TRY IT: Whichever lines of the material contain "corporate", copy each of them.

MATERIAL FOR THE TASK:
== Segment start ==
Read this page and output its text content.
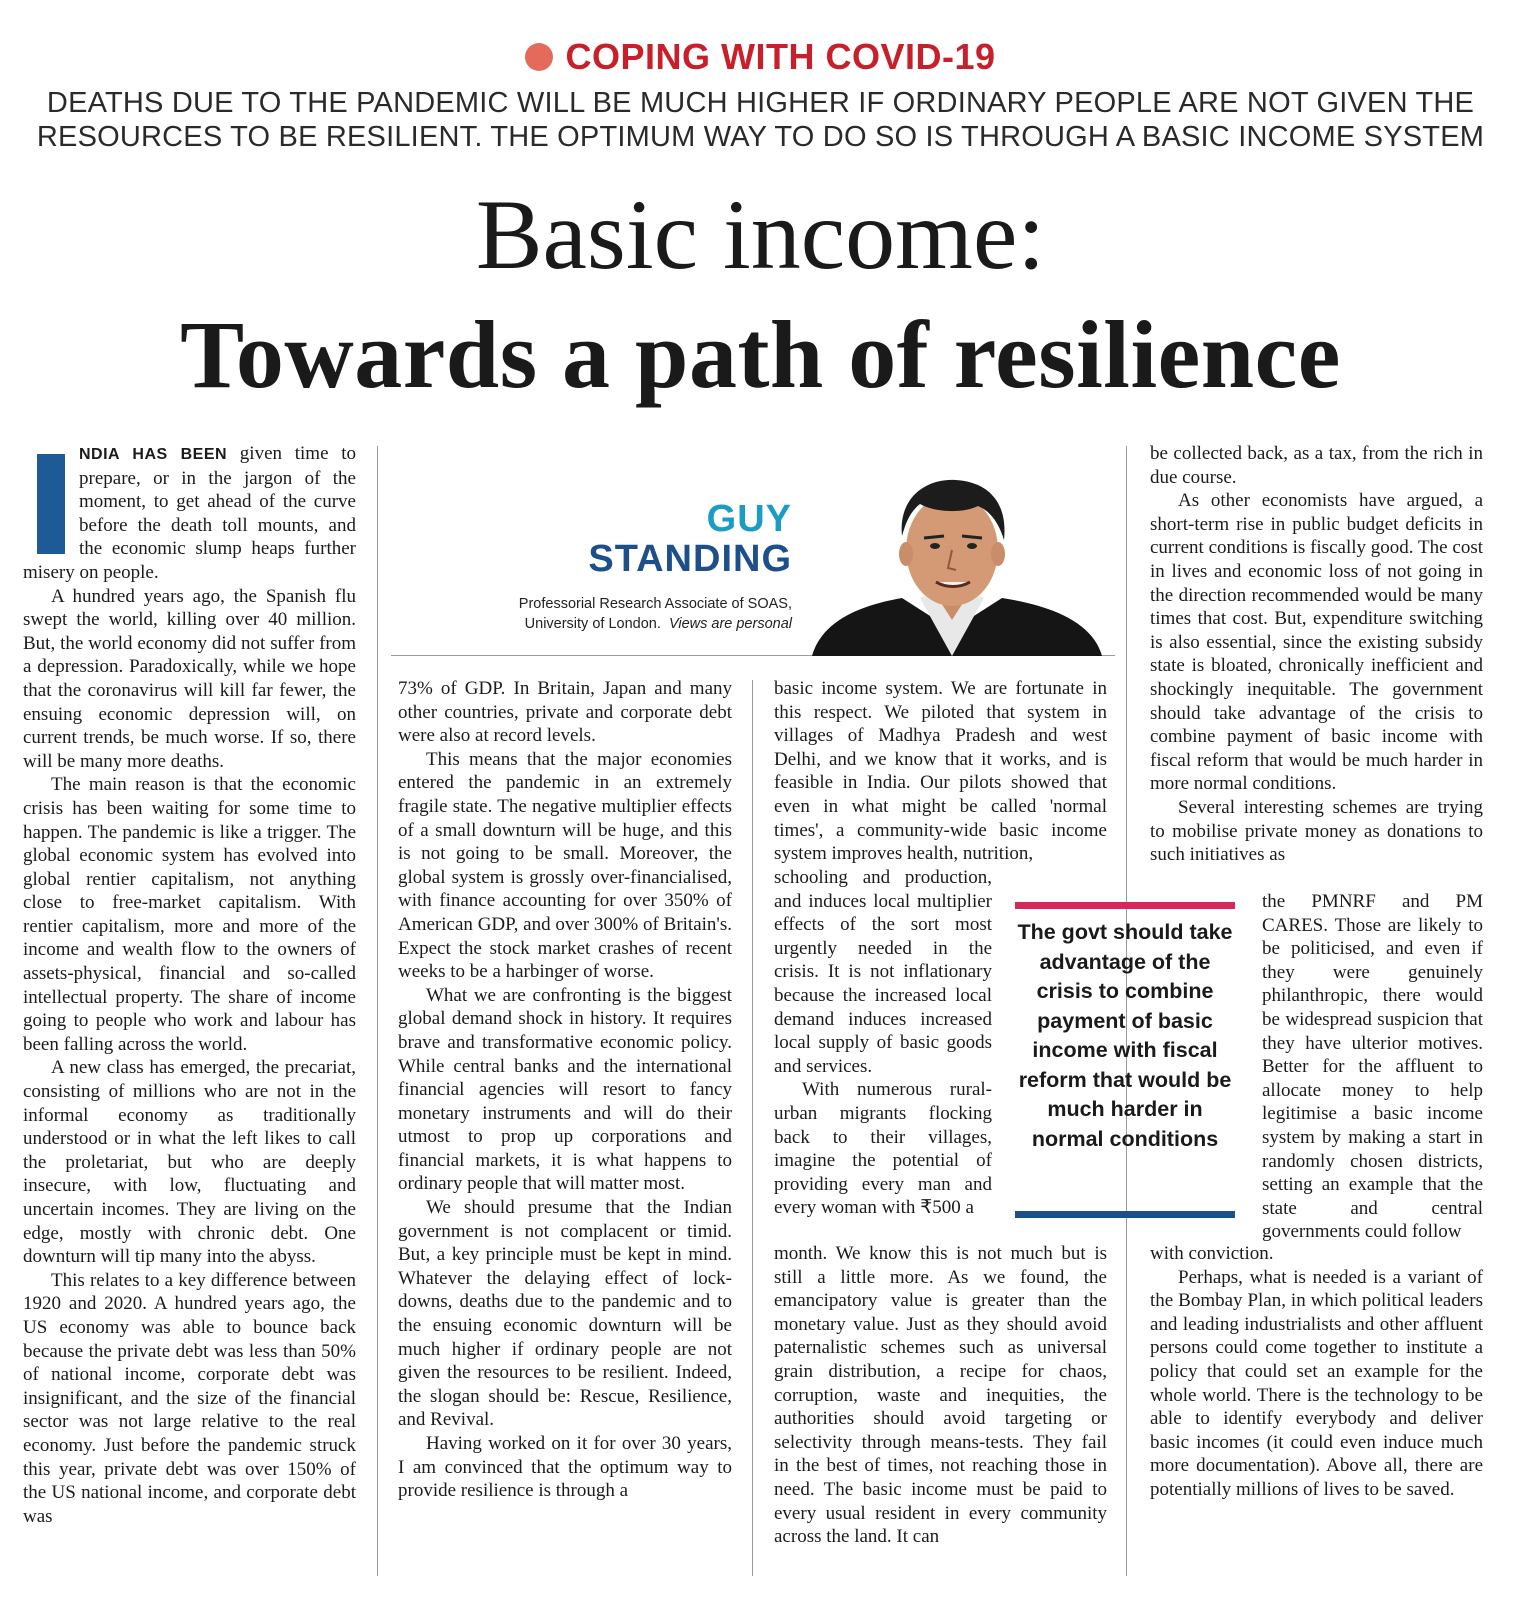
COPING WITH COVID-19
DEATHS DUE TO THE PANDEMIC WILL BE MUCH HIGHER IF ORDINARY PEOPLE ARE NOT GIVEN THE RESOURCES TO BE RESILIENT. THE OPTIMUM WAY TO DO SO IS THROUGH A BASIC INCOME SYSTEM
Basic income:
Towards a path of resilience

NDIA HAS BEEN given time to prepare, or in the jargon of the moment, to get ahead of the curve before the death toll mounts, and the economic slump heaps further misery on people.

A hundred years ago, the Spanish flu swept the world, killing over 40 million. But, the world economy did not suffer from a depression. Paradoxically, while we hope that the coronavirus will kill far fewer, the ensuing economic depression will, on current trends, be much worse. If so, there will be many more deaths.

The main reason is that the economic crisis has been waiting for some time to happen. The pandemic is like a trigger. The global economic system has evolved into global rentier capitalism, not anything close to free-market capitalism. With rentier capitalism, more and more of the income and wealth flow to the owners of assets-physical, financial and so-called intellectual property. The share of income going to people who work and labour has been falling across the world.

A new class has emerged, the precariat, consisting of millions who are not in the informal economy as traditionally understood or in what the left likes to call the proletariat, but who are deeply insecure, with low, fluctuating and uncertain incomes. They are living on the edge, mostly with chronic debt. One downturn will tip many into the abyss.

This relates to a key difference between 1920 and 2020. A hundred years ago, the US economy was able to bounce back because the private debt was less than 50% of national income, corporate debt was insignificant, and the size of the financial sector was not large relative to the real economy. Just before the pandemic struck this year, private debt was over 150% of the US national income, and corporate debt was

GUY
STANDING
Professorial Research Associate of SOAS,
University of London. Views are personal

73% of GDP. In Britain, Japan and many other countries, private and corporate debt were also at record levels.

This means that the major economies entered the pandemic in an extremely fragile state. The negative multiplier effects of a small downturn will be huge, and this is not going to be small. Moreover, the global system is grossly over-financialised, with finance accounting for over 350% of American GDP, and over 300% of Britain's. Expect the stock market crashes of recent weeks to be a harbinger of worse.

What we are confronting is the biggest global demand shock in history. It requires brave and transformative economic policy. While central banks and the international financial agencies will resort to fancy monetary instruments and will do their utmost to prop up corporations and financial markets, it is what happens to ordinary people that will matter most.

We should presume that the Indian government is not complacent or timid. But, a key principle must be kept in mind. Whatever the delaying effect of lock-downs, deaths due to the pandemic and to the ensuing economic downturn will be much higher if ordinary people are not given the resources to be resilient. Indeed, the slogan should be: Rescue, Resilience, and Revival.

Having worked on it for over 30 years, I am convinced that the optimum way to provide resilience is through a

basic income system. We are fortunate in this respect. We piloted that system in villages of Madhya Pradesh and west Delhi, and we know that it works, and is feasible in India. Our pilots showed that even in what might be called 'normal times', a community-wide basic income system improves health, nutrition,

schooling and production, and induces local multiplier effects of the sort most urgently needed in the crisis. It is not inflationary because the increased local demand induces increased local supply of basic goods and services.

With numerous rural-urban migrants flocking back to their villages, imagine the potential of providing every man and every woman with ₹500 a

month. We know this is not much but is still a little more. As we found, the emancipatory value is greater than the monetary value. Just as they should avoid paternalistic schemes such as universal grain distribution, a recipe for chaos, corruption, waste and inequities, the authorities should avoid targeting or selectivity through means-tests. They fail in the best of times, not reaching those in need. The basic income must be paid to every usual resident in every community across the land. It can

The govt should take advantage of the crisis to combine payment of basic income with fiscal reform that would be much harder in normal conditions

be collected back, as a tax, from the rich in due course.

As other economists have argued, a short-term rise in public budget deficits in current conditions is fiscally good. The cost in lives and economic loss of not going in the direction recommended would be many times that cost. But, expenditure switching is also essential, since the existing subsidy state is bloated, chronically inefficient and shockingly inequitable. The government should take advantage of the crisis to combine payment of basic income with fiscal reform that would be much harder in more normal conditions.

Several interesting schemes are trying to mobilise private money as donations to such initiatives as

the PMNRF and PM CARES. Those are likely to be politicised, and even if they were genuinely philanthropic, there would be widespread suspicion that they have ulterior motives. Better for the affluent to allocate money to help legitimise a basic income system by making a start in randomly chosen districts, setting an example that the state and central governments could follow

with conviction.

Perhaps, what is needed is a variant of the Bombay Plan, in which political leaders and leading industrialists and other affluent persons could come together to institute a policy that could set an example for the whole world. There is the technology to be able to identify everybody and deliver basic incomes (it could even induce much more documentation). Above all, there are potentially millions of lives to be saved.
== Segment end ==
ANSWER BELOW:
This relates to a key difference between 1920 and 2020. A hundred years ago, the US economy was able to bounce back because the private debt was less than 50% of national income, corporate debt was insignificant, and the size of the financial sector was not large relative to the real economy. Just before the pandemic struck this year, private debt was over 150% of the US national income, and corporate debt was
73% of GDP. In Britain, Japan and many other countries, private and corporate debt were also at record levels.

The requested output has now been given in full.